> [DO THIS]: Your task is to output the entries below word for word.

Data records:
'''

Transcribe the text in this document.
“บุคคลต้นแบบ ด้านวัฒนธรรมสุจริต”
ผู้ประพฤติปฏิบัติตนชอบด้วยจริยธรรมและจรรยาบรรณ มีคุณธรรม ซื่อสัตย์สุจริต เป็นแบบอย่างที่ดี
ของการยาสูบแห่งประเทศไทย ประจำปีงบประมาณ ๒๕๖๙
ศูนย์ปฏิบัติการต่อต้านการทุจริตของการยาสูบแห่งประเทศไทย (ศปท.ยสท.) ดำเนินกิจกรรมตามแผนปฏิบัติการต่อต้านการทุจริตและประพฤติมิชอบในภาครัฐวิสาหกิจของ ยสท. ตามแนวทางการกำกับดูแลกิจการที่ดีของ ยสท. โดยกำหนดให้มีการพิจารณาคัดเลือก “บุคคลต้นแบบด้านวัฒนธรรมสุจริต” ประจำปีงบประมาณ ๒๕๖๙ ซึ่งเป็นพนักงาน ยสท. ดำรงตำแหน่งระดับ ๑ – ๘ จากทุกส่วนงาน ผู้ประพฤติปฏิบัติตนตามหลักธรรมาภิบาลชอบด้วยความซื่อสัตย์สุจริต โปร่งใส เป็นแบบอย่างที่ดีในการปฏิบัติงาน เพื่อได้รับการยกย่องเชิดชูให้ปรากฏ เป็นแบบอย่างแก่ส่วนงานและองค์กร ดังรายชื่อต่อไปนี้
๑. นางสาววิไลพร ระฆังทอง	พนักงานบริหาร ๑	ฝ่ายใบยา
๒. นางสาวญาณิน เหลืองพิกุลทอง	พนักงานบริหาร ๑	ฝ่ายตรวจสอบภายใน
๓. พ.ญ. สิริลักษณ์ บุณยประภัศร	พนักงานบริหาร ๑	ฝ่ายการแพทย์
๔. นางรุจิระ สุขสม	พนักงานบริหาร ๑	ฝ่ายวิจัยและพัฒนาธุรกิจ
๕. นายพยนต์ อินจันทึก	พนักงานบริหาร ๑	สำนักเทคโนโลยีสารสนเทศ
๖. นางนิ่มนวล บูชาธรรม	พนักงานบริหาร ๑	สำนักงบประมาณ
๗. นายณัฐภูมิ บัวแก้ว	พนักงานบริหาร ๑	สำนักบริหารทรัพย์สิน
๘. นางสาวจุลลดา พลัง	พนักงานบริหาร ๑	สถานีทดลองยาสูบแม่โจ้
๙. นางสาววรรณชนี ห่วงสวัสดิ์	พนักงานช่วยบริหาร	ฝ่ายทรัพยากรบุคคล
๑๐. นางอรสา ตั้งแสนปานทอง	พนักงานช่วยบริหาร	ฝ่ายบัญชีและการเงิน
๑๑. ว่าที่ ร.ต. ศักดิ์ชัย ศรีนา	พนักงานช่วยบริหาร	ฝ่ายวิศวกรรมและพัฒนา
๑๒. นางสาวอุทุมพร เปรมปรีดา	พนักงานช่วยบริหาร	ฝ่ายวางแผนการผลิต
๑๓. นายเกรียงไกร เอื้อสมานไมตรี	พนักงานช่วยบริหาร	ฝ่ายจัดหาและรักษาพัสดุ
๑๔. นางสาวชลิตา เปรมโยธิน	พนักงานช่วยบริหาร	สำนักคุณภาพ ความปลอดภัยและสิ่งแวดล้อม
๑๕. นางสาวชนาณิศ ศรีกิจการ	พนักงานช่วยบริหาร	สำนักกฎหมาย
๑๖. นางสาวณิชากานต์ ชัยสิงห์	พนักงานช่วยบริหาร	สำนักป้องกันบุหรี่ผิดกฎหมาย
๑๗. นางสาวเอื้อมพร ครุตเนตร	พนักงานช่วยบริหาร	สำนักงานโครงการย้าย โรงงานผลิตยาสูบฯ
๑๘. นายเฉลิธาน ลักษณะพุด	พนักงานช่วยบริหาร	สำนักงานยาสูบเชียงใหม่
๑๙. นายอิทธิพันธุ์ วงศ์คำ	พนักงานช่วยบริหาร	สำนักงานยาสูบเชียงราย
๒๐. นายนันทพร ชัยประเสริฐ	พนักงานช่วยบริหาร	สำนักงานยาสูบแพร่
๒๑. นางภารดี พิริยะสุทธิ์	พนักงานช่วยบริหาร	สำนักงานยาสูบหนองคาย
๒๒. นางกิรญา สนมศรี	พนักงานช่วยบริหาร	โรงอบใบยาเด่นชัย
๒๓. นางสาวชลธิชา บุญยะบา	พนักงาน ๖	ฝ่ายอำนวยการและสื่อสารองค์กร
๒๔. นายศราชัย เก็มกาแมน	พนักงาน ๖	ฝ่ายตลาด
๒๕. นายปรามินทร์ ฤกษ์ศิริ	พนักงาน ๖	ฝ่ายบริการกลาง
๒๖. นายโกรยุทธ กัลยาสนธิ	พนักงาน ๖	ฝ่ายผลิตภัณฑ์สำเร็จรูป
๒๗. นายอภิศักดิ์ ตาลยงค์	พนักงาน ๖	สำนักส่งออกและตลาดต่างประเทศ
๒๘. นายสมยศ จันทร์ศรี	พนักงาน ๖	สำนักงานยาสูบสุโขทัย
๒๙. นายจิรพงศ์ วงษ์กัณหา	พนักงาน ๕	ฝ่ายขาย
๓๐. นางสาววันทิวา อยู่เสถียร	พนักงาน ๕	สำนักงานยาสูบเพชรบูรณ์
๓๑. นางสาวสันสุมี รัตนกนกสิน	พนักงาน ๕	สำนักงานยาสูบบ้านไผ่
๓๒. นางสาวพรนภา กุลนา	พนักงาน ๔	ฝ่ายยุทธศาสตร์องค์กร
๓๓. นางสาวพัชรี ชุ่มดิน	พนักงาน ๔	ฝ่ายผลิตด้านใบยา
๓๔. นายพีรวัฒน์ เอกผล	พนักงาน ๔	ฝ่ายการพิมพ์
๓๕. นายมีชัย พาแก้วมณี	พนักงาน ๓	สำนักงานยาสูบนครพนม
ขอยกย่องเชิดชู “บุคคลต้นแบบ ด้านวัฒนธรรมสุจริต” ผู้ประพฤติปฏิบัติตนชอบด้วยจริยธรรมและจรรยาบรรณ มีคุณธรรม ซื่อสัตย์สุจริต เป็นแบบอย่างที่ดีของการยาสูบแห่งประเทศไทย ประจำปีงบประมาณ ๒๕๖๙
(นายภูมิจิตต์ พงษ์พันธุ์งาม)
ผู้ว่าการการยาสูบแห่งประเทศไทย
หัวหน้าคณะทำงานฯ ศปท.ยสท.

'''

> [THE REPLY]:
Transcribe the text in this document.
“บุคคลต้นแบบ ด้านวัฒนธรรมสุจริต”
ผู้ประพฤติปฏิบัติตนชอบด้วยจริยธรรมและจรรยาบรรณ มีคุณธรรม ซื่อสัตย์สุจริต เป็นแบบอย่างที่ดี
ของการยาสูบแห่งประเทศไทย ประจำปีงบประมาณ ๒๕๖๙
ศูนย์ปฏิบัติการต่อต้านการทุจริตของการยาสูบแห่งประเทศไทย (ศปท.ยสท.) ดำเนินกิจกรรมตามแผนปฏิบัติการต่อต้านการทุจริตและประพฤติมิชอบในภาครัฐวิสาหกิจของ ยสท. ตามแนวทางการกำกับดูแลกิจการที่ดีของ ยสท. โดยกำหนดให้มีการพิจารณาคัดเลือก “บุคคลต้นแบบด้านวัฒนธรรมสุจริต” ประจำปีงบประมาณ ๒๕๖๙ ซึ่งเป็นพนักงาน ยสท. ดำรงตำแหน่งระดับ ๑ – ๘ จากทุกส่วนงาน ผู้ประพฤติปฏิบัติตนตามหลักธรรมาภิบาลชอบด้วยความซื่อสัตย์สุจริต โปร่งใส เป็นแบบอย่างที่ดีในการปฏิบัติงาน เพื่อได้รับการยกย่องเชิดชูให้ปรากฏ เป็นแบบอย่างแก่ส่วนงานและองค์กร ดังรายชื่อต่อไปนี้
๑. นางสาววิไลพร ระฆังทอง	พนักงานบริหาร ๑	ฝ่ายใบยา
๒. นางสาวญาณิน เหลืองพิกุลทอง	พนักงานบริหาร ๑	ฝ่ายตรวจสอบภายใน
๓. พ.ญ. สิริลักษณ์ บุณยประภัศร	พนักงานบริหาร ๑	ฝ่ายการแพทย์
๔. นางรุจิระ สุขสม	พนักงานบริหาร ๑	ฝ่ายวิจัยและพัฒนาธุรกิจ
๕. นายพยนต์ อินจันทึก	พนักงานบริหาร ๑	สำนักเทคโนโลยีสารสนเทศ
๖. นางนิ่มนวล บูชาธรรม	พนักงานบริหาร ๑	สำนักงบประมาณ
๗. นายณัฐภูมิ บัวแก้ว	พนักงานบริหาร ๑	สำนักบริหารทรัพย์สิน
๘. นางสาวจุลลดา พลัง	พนักงานบริหาร ๑	สถานีทดลองยาสูบแม่โจ้
๙. นางสาววรรณชนี ห่วงสวัสดิ์	พนักงานช่วยบริหาร	ฝ่ายทรัพยากรบุคคล
๑๐. นางอรสา ตั้งแสนปานทอง	พนักงานช่วยบริหาร	ฝ่ายบัญชีและการเงิน
๑๑. ว่าที่ ร.ต. ศักดิ์ชัย ศรีนา	พนักงานช่วยบริหาร	ฝ่ายวิศวกรรมและพัฒนา
๑๒. นางสาวอุทุมพร เปรมปรีดา	พนักงานช่วยบริหาร	ฝ่ายวางแผนการผลิต
๑๓. นายเกรียงไกร เอื้อสมานไมตรี	พนักงานช่วยบริหาร	ฝ่ายจัดหาและรักษาพัสดุ
๑๔. นางสาวชลิตา เปรมโยธิน	พนักงานช่วยบริหาร	สำนักคุณภาพ ความปลอดภัยและสิ่งแวดล้อม
๑๕. นางสาวชนาณิศ ศรีกิจการ	พนักงานช่วยบริหาร	สำนักกฎหมาย
๑๖. นางสาวณิชากานต์ ชัยสิงห์	พนักงานช่วยบริหาร	สำนักป้องกันบุหรี่ผิดกฎหมาย
๑๗. นางสาวเอื้อมพร ครุตเนตร	พนักงานช่วยบริหาร	สำนักงานโครงการย้าย โรงงานผลิตยาสูบฯ
๑๘. นายเฉลิธาน ลักษณะพุด	พนักงานช่วยบริหาร	สำนักงานยาสูบเชียงใหม่
๑๙. นายอิทธิพันธุ์ วงศ์คำ	พนักงานช่วยบริหาร	สำนักงานยาสูบเชียงราย
๒๐. นายนันทพร ชัยประเสริฐ	พนักงานช่วยบริหาร	สำนักงานยาสูบแพร่
๒๑. นางภารดี พิริยะสุทธิ์	พนักงานช่วยบริหาร	สำนักงานยาสูบหนองคาย
๒๒. นางกิรญา สนมศรี	พนักงานช่วยบริหาร	โรงอบใบยาเด่นชัย
๒๓. นางสาวชลธิชา บุญยะบา	พนักงาน ๖	ฝ่ายอำนวยการและสื่อสารองค์กร
๒๔. นายศราชัย เก็มกาแมน	พนักงาน ๖	ฝ่ายตลาด
๒๕. นายปรามินทร์ ฤกษ์ศิริ	พนักงาน ๖	ฝ่ายบริการกลาง
๒๖. นายโกรยุทธ กัลยาสนธิ	พนักงาน ๖	ฝ่ายผลิตภัณฑ์สำเร็จรูป
๒๗. นายอภิศักดิ์ ตาลยงค์	พนักงาน ๖	สำนักส่งออกและตลาดต่างประเทศ
๒๘. นายสมยศ จันทร์ศรี	พนักงาน ๖	สำนักงานยาสูบสุโขทัย
๒๙. นายจิรพงศ์ วงษ์กัณหา	พนักงาน ๕	ฝ่ายขาย
๓๐. นางสาววันทิวา อยู่เสถียร	พนักงาน ๕	สำนักงานยาสูบเพชรบูรณ์
๓๑. นางสาวสันสุมี รัตนกนกสิน	พนักงาน ๕	สำนักงานยาสูบบ้านไผ่
๓๒. นางสาวพรนภา กุลนา	พนักงาน ๔	ฝ่ายยุทธศาสตร์องค์กร
๓๓. นางสาวพัชรี ชุ่มดิน	พนักงาน ๔	ฝ่ายผลิตด้านใบยา
๓๔. นายพีรวัฒน์ เอกผล	พนักงาน ๔	ฝ่ายการพิมพ์
๓๕. นายมีชัย พาแก้วมณี	พนักงาน ๓	สำนักงานยาสูบนครพนม
ขอยกย่องเชิดชู “บุคคลต้นแบบ ด้านวัฒนธรรมสุจริต” ผู้ประพฤติปฏิบัติตนชอบด้วยจริยธรรมและจรรยาบรรณ มีคุณธรรม ซื่อสัตย์สุจริต เป็นแบบอย่างที่ดีของการยาสูบแห่งประเทศไทย ประจำปีงบประมาณ ๒๕๖๙
(นายภูมิจิตต์ พงษ์พันธุ์งาม)
ผู้ว่าการการยาสูบแห่งประเทศไทย
หัวหน้าคณะทำงานฯ ศปท.ยสท.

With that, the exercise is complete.